Source records:
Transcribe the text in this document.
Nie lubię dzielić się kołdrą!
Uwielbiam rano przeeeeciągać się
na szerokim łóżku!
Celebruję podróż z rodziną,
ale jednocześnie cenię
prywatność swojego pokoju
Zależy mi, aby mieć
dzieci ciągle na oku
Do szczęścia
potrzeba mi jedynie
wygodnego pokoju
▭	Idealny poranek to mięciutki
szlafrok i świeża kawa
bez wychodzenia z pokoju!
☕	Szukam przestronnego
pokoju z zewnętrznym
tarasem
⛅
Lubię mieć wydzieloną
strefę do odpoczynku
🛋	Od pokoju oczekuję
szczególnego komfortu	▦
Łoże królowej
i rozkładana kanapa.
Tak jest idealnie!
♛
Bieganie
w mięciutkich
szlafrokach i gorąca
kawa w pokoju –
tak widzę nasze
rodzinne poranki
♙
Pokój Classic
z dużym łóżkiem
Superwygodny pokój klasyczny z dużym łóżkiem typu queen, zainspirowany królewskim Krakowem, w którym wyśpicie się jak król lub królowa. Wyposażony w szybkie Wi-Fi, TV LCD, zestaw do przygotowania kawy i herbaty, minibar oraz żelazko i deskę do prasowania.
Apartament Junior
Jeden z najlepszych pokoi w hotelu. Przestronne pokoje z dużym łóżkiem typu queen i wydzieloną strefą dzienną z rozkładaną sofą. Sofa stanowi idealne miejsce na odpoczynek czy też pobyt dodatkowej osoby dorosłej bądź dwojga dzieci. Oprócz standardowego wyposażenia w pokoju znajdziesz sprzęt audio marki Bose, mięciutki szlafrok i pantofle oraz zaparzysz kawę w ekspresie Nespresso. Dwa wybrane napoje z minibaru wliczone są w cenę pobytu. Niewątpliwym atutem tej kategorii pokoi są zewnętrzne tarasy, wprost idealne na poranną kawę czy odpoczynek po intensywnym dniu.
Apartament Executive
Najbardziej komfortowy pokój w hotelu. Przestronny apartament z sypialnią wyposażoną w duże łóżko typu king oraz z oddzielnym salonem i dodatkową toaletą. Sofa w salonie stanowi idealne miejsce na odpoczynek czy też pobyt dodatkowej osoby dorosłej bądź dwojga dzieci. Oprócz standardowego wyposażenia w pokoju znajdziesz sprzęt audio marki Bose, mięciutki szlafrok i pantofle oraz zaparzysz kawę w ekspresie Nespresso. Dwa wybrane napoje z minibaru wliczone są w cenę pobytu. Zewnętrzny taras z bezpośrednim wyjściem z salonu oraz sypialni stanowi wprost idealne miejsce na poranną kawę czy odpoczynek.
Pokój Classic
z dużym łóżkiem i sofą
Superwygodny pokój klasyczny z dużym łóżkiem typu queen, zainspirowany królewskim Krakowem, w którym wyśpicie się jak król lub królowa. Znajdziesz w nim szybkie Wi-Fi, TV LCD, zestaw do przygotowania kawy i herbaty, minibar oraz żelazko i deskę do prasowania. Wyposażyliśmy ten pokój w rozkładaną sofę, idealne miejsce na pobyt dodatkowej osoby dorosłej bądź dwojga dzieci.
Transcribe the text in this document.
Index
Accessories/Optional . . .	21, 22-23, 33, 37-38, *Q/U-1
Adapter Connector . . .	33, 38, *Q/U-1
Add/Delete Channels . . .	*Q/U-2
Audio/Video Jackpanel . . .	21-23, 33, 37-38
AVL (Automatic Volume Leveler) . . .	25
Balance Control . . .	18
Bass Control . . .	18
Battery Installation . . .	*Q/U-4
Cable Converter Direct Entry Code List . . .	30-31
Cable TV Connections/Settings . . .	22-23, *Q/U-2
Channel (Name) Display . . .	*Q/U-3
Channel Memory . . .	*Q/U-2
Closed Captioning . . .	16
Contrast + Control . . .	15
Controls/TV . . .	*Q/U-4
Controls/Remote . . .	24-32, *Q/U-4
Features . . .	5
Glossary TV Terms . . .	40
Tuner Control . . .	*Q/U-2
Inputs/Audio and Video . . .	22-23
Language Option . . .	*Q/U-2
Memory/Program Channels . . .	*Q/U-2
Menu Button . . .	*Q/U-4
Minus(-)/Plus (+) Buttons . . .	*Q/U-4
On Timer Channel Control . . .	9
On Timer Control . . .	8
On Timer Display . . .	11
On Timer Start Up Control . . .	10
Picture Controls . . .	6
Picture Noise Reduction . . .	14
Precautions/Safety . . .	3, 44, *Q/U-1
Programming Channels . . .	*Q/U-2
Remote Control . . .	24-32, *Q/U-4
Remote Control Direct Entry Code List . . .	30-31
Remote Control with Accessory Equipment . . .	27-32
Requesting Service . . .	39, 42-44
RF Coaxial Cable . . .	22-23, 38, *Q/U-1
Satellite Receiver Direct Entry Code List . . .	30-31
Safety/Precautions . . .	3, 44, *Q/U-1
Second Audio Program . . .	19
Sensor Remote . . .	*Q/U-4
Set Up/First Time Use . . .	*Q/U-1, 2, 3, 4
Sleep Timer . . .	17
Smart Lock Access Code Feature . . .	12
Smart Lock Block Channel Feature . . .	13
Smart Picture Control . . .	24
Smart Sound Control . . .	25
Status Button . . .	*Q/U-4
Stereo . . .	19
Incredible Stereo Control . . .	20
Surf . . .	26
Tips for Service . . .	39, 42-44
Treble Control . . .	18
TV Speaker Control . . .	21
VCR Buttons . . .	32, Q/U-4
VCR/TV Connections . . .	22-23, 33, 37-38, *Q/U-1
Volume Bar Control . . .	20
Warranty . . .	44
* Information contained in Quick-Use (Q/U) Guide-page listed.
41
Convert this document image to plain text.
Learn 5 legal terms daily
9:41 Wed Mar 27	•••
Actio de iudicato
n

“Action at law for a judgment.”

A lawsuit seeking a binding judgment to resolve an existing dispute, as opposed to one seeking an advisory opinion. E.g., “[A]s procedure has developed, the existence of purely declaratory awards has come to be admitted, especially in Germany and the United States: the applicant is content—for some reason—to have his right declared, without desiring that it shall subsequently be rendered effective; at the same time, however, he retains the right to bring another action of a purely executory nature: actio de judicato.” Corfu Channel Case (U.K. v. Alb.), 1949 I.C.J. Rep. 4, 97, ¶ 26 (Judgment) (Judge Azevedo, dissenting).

The problem
Repeat all of the records above exactly as they appear.

Complete response
Transcribe the text in this document.
Nie lubię dzielić się kołdrą!
Uwielbiam rano przeeeeciągać się
na szerokim łóżku!
Celebruję podróż z rodziną,
ale jednocześnie cenię
prywatność swojego pokoju
Zależy mi, aby mieć
dzieci ciągle na oku
Do szczęścia
potrzeba mi jedynie
wygodnego pokoju
▭	Idealny poranek to mięciutki
szlafrok i świeża kawa
bez wychodzenia z pokoju!
☕	Szukam przestronnego
pokoju z zewnętrznym
tarasem
⛅
Lubię mieć wydzieloną
strefę do odpoczynku
🛋	Od pokoju oczekuję
szczególnego komfortu	▦
Łoże królowej
i rozkładana kanapa.
Tak jest idealnie!
♛
Bieganie
w mięciutkich
szlafrokach i gorąca
kawa w pokoju –
tak widzę nasze
rodzinne poranki
♙
Pokój Classic
z dużym łóżkiem
Superwygodny pokój klasyczny z dużym łóżkiem typu queen, zainspirowany królewskim Krakowem, w którym wyśpicie się jak król lub królowa. Wyposażony w szybkie Wi-Fi, TV LCD, zestaw do przygotowania kawy i herbaty, minibar oraz żelazko i deskę do prasowania.
Apartament Junior
Jeden z najlepszych pokoi w hotelu. Przestronne pokoje z dużym łóżkiem typu queen i wydzieloną strefą dzienną z rozkładaną sofą. Sofa stanowi idealne miejsce na odpoczynek czy też pobyt dodatkowej osoby dorosłej bądź dwojga dzieci. Oprócz standardowego wyposażenia w pokoju znajdziesz sprzęt audio marki Bose, mięciutki szlafrok i pantofle oraz zaparzysz kawę w ekspresie Nespresso. Dwa wybrane napoje z minibaru wliczone są w cenę pobytu. Niewątpliwym atutem tej kategorii pokoi są zewnętrzne tarasy, wprost idealne na poranną kawę czy odpoczynek po intensywnym dniu.
Apartament Executive
Najbardziej komfortowy pokój w hotelu. Przestronny apartament z sypialnią wyposażoną w duże łóżko typu king oraz z oddzielnym salonem i dodatkową toaletą. Sofa w salonie stanowi idealne miejsce na odpoczynek czy też pobyt dodatkowej osoby dorosłej bądź dwojga dzieci. Oprócz standardowego wyposażenia w pokoju znajdziesz sprzęt audio marki Bose, mięciutki szlafrok i pantofle oraz zaparzysz kawę w ekspresie Nespresso. Dwa wybrane napoje z minibaru wliczone są w cenę pobytu. Zewnętrzny taras z bezpośrednim wyjściem z salonu oraz sypialni stanowi wprost idealne miejsce na poranną kawę czy odpoczynek.
Pokój Classic
z dużym łóżkiem i sofą
Superwygodny pokój klasyczny z dużym łóżkiem typu queen, zainspirowany królewskim Krakowem, w którym wyśpicie się jak król lub królowa. Znajdziesz w nim szybkie Wi-Fi, TV LCD, zestaw do przygotowania kawy i herbaty, minibar oraz żelazko i deskę do prasowania. Wyposażyliśmy ten pokój w rozkładaną sofę, idealne miejsce na pobyt dodatkowej osoby dorosłej bądź dwojga dzieci.
Transcribe the text in this document.
Index
Accessories/Optional . . .	21, 22-23, 33, 37-38, *Q/U-1
Adapter Connector . . .	33, 38, *Q/U-1
Add/Delete Channels . . .	*Q/U-2
Audio/Video Jackpanel . . .	21-23, 33, 37-38
AVL (Automatic Volume Leveler) . . .	25
Balance Control . . .	18
Bass Control . . .	18
Battery Installation . . .	*Q/U-4
Cable Converter Direct Entry Code List . . .	30-31
Cable TV Connections/Settings . . .	22-23, *Q/U-2
Channel (Name) Display . . .	*Q/U-3
Channel Memory . . .	*Q/U-2
Closed Captioning . . .	16
Contrast + Control . . .	15
Controls/TV . . .	*Q/U-4
Controls/Remote . . .	24-32, *Q/U-4
Features . . .	5
Glossary TV Terms . . .	40
Tuner Control . . .	*Q/U-2
Inputs/Audio and Video . . .	22-23
Language Option . . .	*Q/U-2
Memory/Program Channels . . .	*Q/U-2
Menu Button . . .	*Q/U-4
Minus(-)/Plus (+) Buttons . . .	*Q/U-4
On Timer Channel Control . . .	9
On Timer Control . . .	8
On Timer Display . . .	11
On Timer Start Up Control . . .	10
Picture Controls . . .	6
Picture Noise Reduction . . .	14
Precautions/Safety . . .	3, 44, *Q/U-1
Programming Channels . . .	*Q/U-2
Remote Control . . .	24-32, *Q/U-4
Remote Control Direct Entry Code List . . .	30-31
Remote Control with Accessory Equipment . . .	27-32
Requesting Service . . .	39, 42-44
RF Coaxial Cable . . .	22-23, 38, *Q/U-1
Satellite Receiver Direct Entry Code List . . .	30-31
Safety/Precautions . . .	3, 44, *Q/U-1
Second Audio Program . . .	19
Sensor Remote . . .	*Q/U-4
Set Up/First Time Use . . .	*Q/U-1, 2, 3, 4
Sleep Timer . . .	17
Smart Lock Access Code Feature . . .	12
Smart Lock Block Channel Feature . . .	13
Smart Picture Control . . .	24
Smart Sound Control . . .	25
Status Button . . .	*Q/U-4
Stereo . . .	19
Incredible Stereo Control . . .	20
Surf . . .	26
Tips for Service . . .	39, 42-44
Treble Control . . .	18
TV Speaker Control . . .	21
VCR Buttons . . .	32, Q/U-4
VCR/TV Connections . . .	22-23, 33, 37-38, *Q/U-1
Volume Bar Control . . .	20
Warranty . . .	44
* Information contained in Quick-Use (Q/U) Guide-page listed.
41
Convert this document image to plain text.
Learn 5 legal terms daily
9:41 Wed Mar 27	•••
Actio de iudicato
n

“Action at law for a judgment.”

A lawsuit seeking a binding judgment to resolve an existing dispute, as opposed to one seeking an advisory opinion. E.g., “[A]s procedure has developed, the existence of purely declaratory awards has come to be admitted, especially in Germany and the United States: the applicant is content—for some reason—to have his right declared, without desiring that it shall subsequently be rendered effective; at the same time, however, he retains the right to bring another action of a purely executory nature: actio de judicato.” Corfu Channel Case (U.K. v. Alb.), 1949 I.C.J. Rep. 4, 97, ¶ 26 (Judgment) (Judge Azevedo, dissenting).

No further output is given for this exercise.